> REQUIRED TASK: Please report every line from the material that contains the word "nyomja".

(Stored data entries)
┄┄┄┄┄┄

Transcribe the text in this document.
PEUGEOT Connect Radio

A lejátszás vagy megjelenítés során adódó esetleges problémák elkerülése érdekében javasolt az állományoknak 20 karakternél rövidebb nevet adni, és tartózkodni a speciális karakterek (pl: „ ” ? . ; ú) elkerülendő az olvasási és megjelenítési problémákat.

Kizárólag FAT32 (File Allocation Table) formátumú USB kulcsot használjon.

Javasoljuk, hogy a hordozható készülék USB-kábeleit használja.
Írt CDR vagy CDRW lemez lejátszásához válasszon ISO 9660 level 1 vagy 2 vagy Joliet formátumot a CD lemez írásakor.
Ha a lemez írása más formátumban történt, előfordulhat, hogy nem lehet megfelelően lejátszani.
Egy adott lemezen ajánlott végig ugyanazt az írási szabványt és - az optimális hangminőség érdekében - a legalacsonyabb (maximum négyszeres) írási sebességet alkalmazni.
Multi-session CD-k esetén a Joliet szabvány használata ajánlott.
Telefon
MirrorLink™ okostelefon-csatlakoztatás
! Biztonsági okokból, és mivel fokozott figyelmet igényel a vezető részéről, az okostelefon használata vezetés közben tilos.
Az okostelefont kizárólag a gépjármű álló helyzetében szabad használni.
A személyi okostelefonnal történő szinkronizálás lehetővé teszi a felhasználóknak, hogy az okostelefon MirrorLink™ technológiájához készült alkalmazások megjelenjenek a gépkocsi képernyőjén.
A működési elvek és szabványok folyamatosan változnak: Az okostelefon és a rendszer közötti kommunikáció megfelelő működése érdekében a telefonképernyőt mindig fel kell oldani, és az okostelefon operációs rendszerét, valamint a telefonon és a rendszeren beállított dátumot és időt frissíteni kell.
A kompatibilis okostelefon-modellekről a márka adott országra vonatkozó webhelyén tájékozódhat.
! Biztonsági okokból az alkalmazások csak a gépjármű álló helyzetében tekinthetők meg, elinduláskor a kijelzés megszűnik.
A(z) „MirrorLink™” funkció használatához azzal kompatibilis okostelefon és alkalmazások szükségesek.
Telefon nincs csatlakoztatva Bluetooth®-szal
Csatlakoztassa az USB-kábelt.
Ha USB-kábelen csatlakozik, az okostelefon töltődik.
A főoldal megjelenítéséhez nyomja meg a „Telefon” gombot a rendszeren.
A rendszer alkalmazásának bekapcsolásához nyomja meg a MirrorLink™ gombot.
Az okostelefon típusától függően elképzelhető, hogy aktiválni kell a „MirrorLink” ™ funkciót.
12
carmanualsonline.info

┄┄┄┄┄┄

> TASK OUTPUT:
A főoldal megjelenítéséhez nyomja meg a „Telefon” gombot a rendszeren.
A rendszer alkalmazásának bekapcsolásához nyomja meg a MirrorLink™ gombot.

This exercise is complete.